THE TASK —
Leaving the pictures aside, repeat the entries exactly.

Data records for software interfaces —
/---
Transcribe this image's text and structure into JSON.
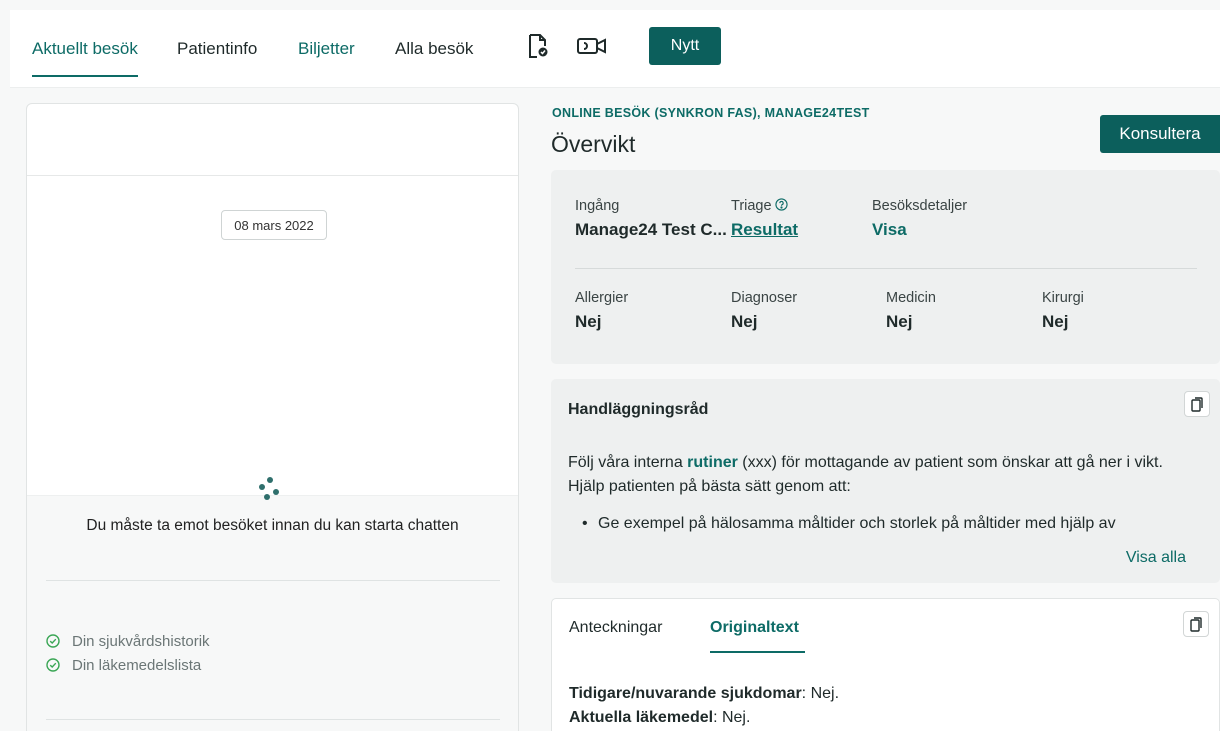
{
  "nav": {
    "tabs": [
      {
        "label": "Aktuellt besök"
      },
      {
        "label": "Patientinfo"
      },
      {
        "label": "Biljetter"
      },
      {
        "label": "Alla besök"
      }
    ],
    "icons": [
      "document-check-icon",
      "video-camera-icon"
    ],
    "new_label": "Nytt"
  },
  "chat": {
    "date": "08 mars 2022",
    "must_accept": "Du måste ta emot besöket innan du kan starta chatten",
    "checklist": [
      {
        "label": "Din sjukvårdshistorik"
      },
      {
        "label": "Din läkemedelslista"
      }
    ]
  },
  "visit": {
    "type": "ONLINE BESÖK (SYNKRON FAS), MANAGE24TEST",
    "title": "Övervikt",
    "consult_label": "Konsultera"
  },
  "info": {
    "row1": [
      {
        "label": "Ingång",
        "value": "Manage24 Test C..."
      },
      {
        "label": "Triage",
        "value": "Resultat"
      },
      {
        "label": "Besöksdetaljer",
        "value": "Visa"
      }
    ],
    "row2": [
      {
        "label": "Allergier",
        "value": "Nej"
      },
      {
        "label": "Diagnoser",
        "value": "Nej"
      },
      {
        "label": "Medicin",
        "value": "Nej"
      },
      {
        "label": "Kirurgi",
        "value": "Nej"
      }
    ]
  },
  "advice": {
    "title": "Handläggningsråd",
    "text_before": "Följ våra interna ",
    "text_link": "rutiner",
    "text_after": " (xxx) för mottagande av patient som önskar att gå ner i vikt. Hjälp patienten på bästa sätt genom att:",
    "bullet": "Ge exempel på hälosamma måltider och storlek på måltider med hjälp av",
    "show_all": "Visa alla"
  },
  "notes": {
    "tabs": [
      {
        "label": "Anteckningar"
      },
      {
        "label": "Originaltext"
      }
    ],
    "lines": [
      {
        "key": "Tidigare/nuvarande sjukdomar",
        "value": ": Nej."
      },
      {
        "key": "Aktuella läkemedel",
        "value": ": Nej."
      }
    ]
  },
  "colors": {
    "primary": "#0c5f5c",
    "link": "#0d6b66",
    "check_green": "#3aa655"
  }
}
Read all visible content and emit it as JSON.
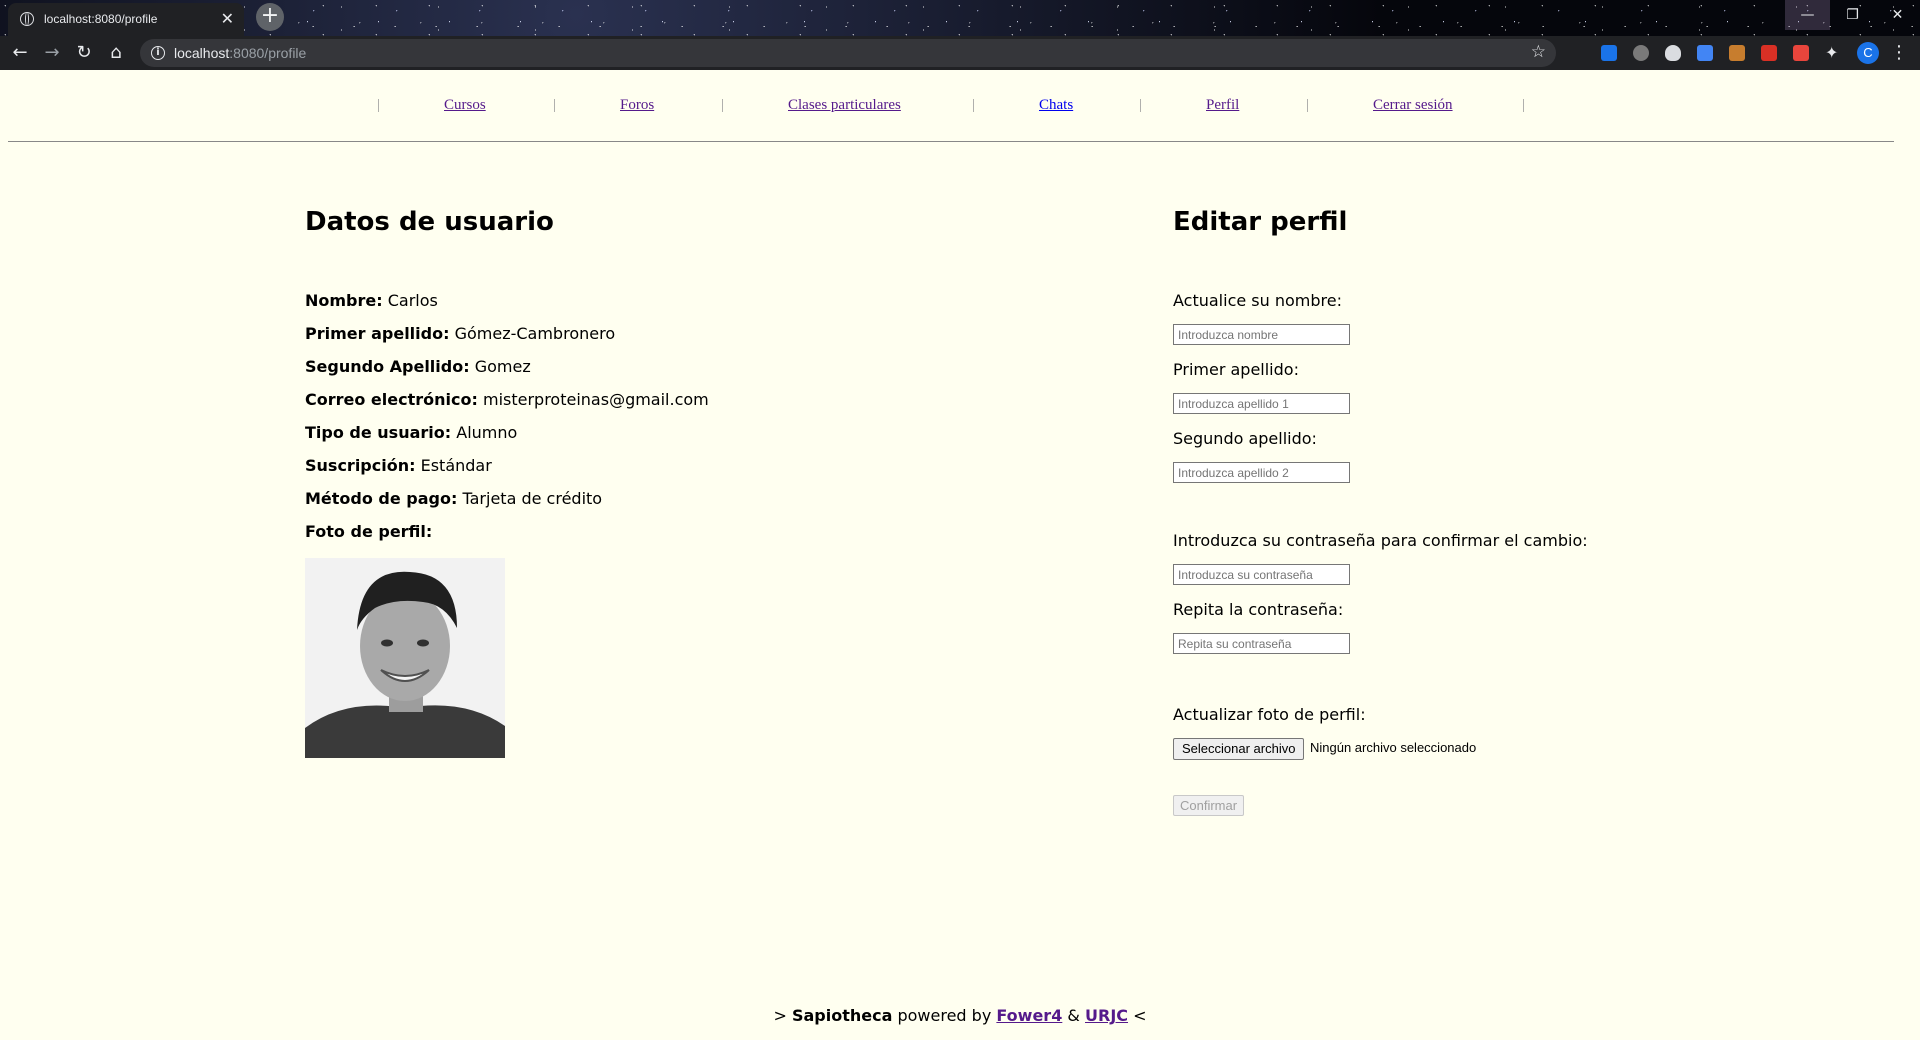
{
  "browser": {
    "tab_title": "localhost:8080/profile",
    "url_host": "localhost",
    "url_path": ":8080/profile",
    "profile_initial": "C"
  },
  "nav": {
    "items": [
      {
        "label": "Cursos"
      },
      {
        "label": "Foros"
      },
      {
        "label": "Clases particulares"
      },
      {
        "label": "Chats"
      },
      {
        "label": "Perfil"
      },
      {
        "label": "Cerrar sesión"
      }
    ],
    "separator": "|"
  },
  "user_data": {
    "heading": "Datos de usuario",
    "fields": [
      {
        "label": "Nombre:",
        "value": "Carlos"
      },
      {
        "label": "Primer apellido:",
        "value": "Gómez-Cambronero"
      },
      {
        "label": "Segundo Apellido:",
        "value": "Gomez"
      },
      {
        "label": "Correo electrónico:",
        "value": "misterproteinas@gmail.com"
      },
      {
        "label": "Tipo de usuario:",
        "value": "Alumno"
      },
      {
        "label": "Suscripción:",
        "value": "Estándar"
      },
      {
        "label": "Método de pago:",
        "value": "Tarjeta de crédito"
      },
      {
        "label": "Foto de perfil:",
        "value": ""
      }
    ]
  },
  "edit_profile": {
    "heading": "Editar perfil",
    "name_label": "Actualice su nombre:",
    "name_placeholder": "Introduzca nombre",
    "surname1_label": "Primer apellido:",
    "surname1_placeholder": "Introduzca apellido 1",
    "surname2_label": "Segundo apellido:",
    "surname2_placeholder": "Introduzca apellido 2",
    "password_label": "Introduzca su contraseña para confirmar el cambio:",
    "password_placeholder": "Introduzca su contraseña",
    "repeat_label": "Repita la contraseña:",
    "repeat_placeholder": "Repita su contraseña",
    "photo_label": "Actualizar foto de perfil:",
    "file_button": "Seleccionar archivo",
    "file_status": "Ningún archivo seleccionado",
    "confirm_button": "Confirmar"
  },
  "footer": {
    "prefix": ">",
    "brand": "Sapiotheca",
    "powered": "powered by",
    "link1": "Fower4",
    "amp": "&",
    "link2": "URJC",
    "suffix": "<"
  }
}
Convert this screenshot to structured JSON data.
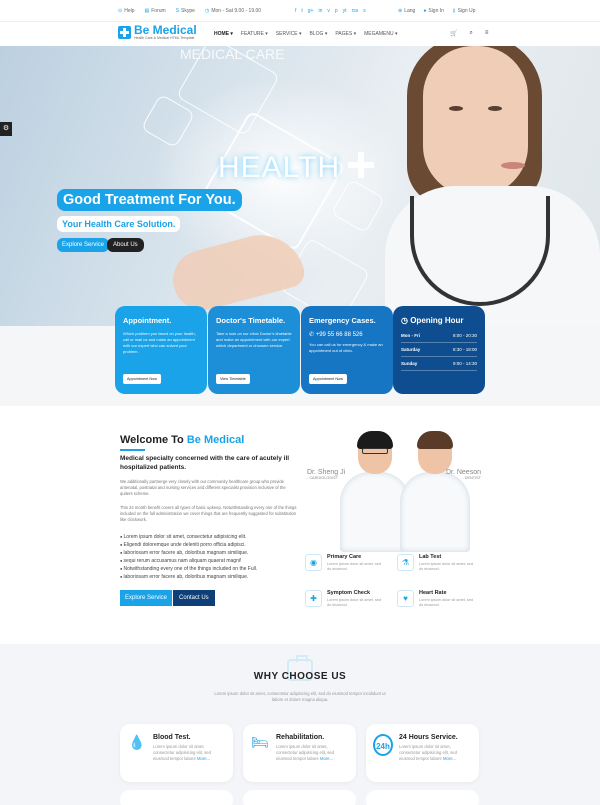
\---
ANSWER AREA —
Transcribe this image's text and structure into JSON.
{
  "nav": {
    "tabs": [
      {
        "label": "Aktuellt besök"
      },
      {
        "label": "Patientinfo"
      },
      {
        "label": "Biljetter"
      },
      {
        "label": "Alla besök"
      }
    ],
    "icons": [
      "document-check-icon",
      "video-camera-icon"
    ],
    "new_label": "Nytt"
  },
  "chat": {
    "date": "08 mars 2022",
    "must_accept": "Du måste ta emot besöket innan du kan starta chatten",
    "checklist": [
      {
        "label": "Din sjukvårdshistorik"
      },
      {
        "label": "Din läkemedelslista"
      }
    ]
  },
  "visit": {
    "type": "ONLINE BESÖK (SYNKRON FAS), MANAGE24TEST",
    "title": "Övervikt",
    "consult_label": "Konsultera"
  },
  "info": {
    "row1": [
      {
        "label": "Ingång",
        "value": "Manage24 Test C..."
      },
      {
        "label": "Triage",
        "value": "Resultat"
      },
      {
        "label": "Besöksdetaljer",
        "value": "Visa"
      }
    ],
    "row2": [
      {
        "label": "Allergier",
        "value": "Nej"
      },
      {
        "label": "Diagnoser",
        "value": "Nej"
      },
      {
        "label": "Medicin",
        "value": "Nej"
      },
      {
        "label": "Kirurgi",
        "value": "Nej"
      }
    ]
  },
  "advice": {
    "title": "Handläggningsråd",
    "text_before": "Följ våra interna ",
    "text_link": "rutiner",
    "text_after": " (xxx) för mottagande av patient som önskar att gå ner i vikt. Hjälp patienten på bästa sätt genom att:",
    "bullet": "Ge exempel på hälosamma måltider och storlek på måltider med hjälp av",
    "show_all": "Visa alla"
  },
  "notes": {
    "tabs": [
      {
        "label": "Anteckningar"
      },
      {
        "label": "Originaltext"
      }
    ],
    "lines": [
      {
        "key": "Tidigare/nuvarande sjukdomar",
        "value": ": Nej."
      },
      {
        "key": "Aktuella läkemedel",
        "value": ": Nej."
      }
    ]
  },
  "colors": {
    "primary": "#0c5f5c",
    "link": "#0d6b66",
    "check_green": "#3aa655"
  }
}
Read all visible content and emit it as JSON.
{
  "browser": {
    "tab_title": "localhost:8080/profile",
    "url_host": "localhost",
    "url_path": ":8080/profile",
    "profile_initial": "C"
  },
  "nav": {
    "items": [
      {
        "label": "Cursos"
      },
      {
        "label": "Foros"
      },
      {
        "label": "Clases particulares"
      },
      {
        "label": "Chats"
      },
      {
        "label": "Perfil"
      },
      {
        "label": "Cerrar sesión"
      }
    ],
    "separator": "|"
  },
  "user_data": {
    "heading": "Datos de usuario",
    "fields": [
      {
        "label": "Nombre:",
        "value": "Carlos"
      },
      {
        "label": "Primer apellido:",
        "value": "Gómez-Cambronero"
      },
      {
        "label": "Segundo Apellido:",
        "value": "Gomez"
      },
      {
        "label": "Correo electrónico:",
        "value": "misterproteinas@gmail.com"
      },
      {
        "label": "Tipo de usuario:",
        "value": "Alumno"
      },
      {
        "label": "Suscripción:",
        "value": "Estándar"
      },
      {
        "label": "Método de pago:",
        "value": "Tarjeta de crédito"
      },
      {
        "label": "Foto de perfil:",
        "value": ""
      }
    ]
  },
  "edit_profile": {
    "heading": "Editar perfil",
    "name_label": "Actualice su nombre:",
    "name_placeholder": "Introduzca nombre",
    "surname1_label": "Primer apellido:",
    "surname1_placeholder": "Introduzca apellido 1",
    "surname2_label": "Segundo apellido:",
    "surname2_placeholder": "Introduzca apellido 2",
    "password_label": "Introduzca su contraseña para confirmar el cambio:",
    "password_placeholder": "Introduzca su contraseña",
    "repeat_label": "Repita la contraseña:",
    "repeat_placeholder": "Repita su contraseña",
    "photo_label": "Actualizar foto de perfil:",
    "file_button": "Seleccionar archivo",
    "file_status": "Ningún archivo seleccionado",
    "confirm_button": "Confirmar"
  },
  "footer": {
    "prefix": ">",
    "brand": "Sapiotheca",
    "powered": "powered by",
    "link1": "Fower4",
    "amp": "&",
    "link2": "URJC",
    "suffix": "<"
  }
}
Convert this screenshot to structured JSON data.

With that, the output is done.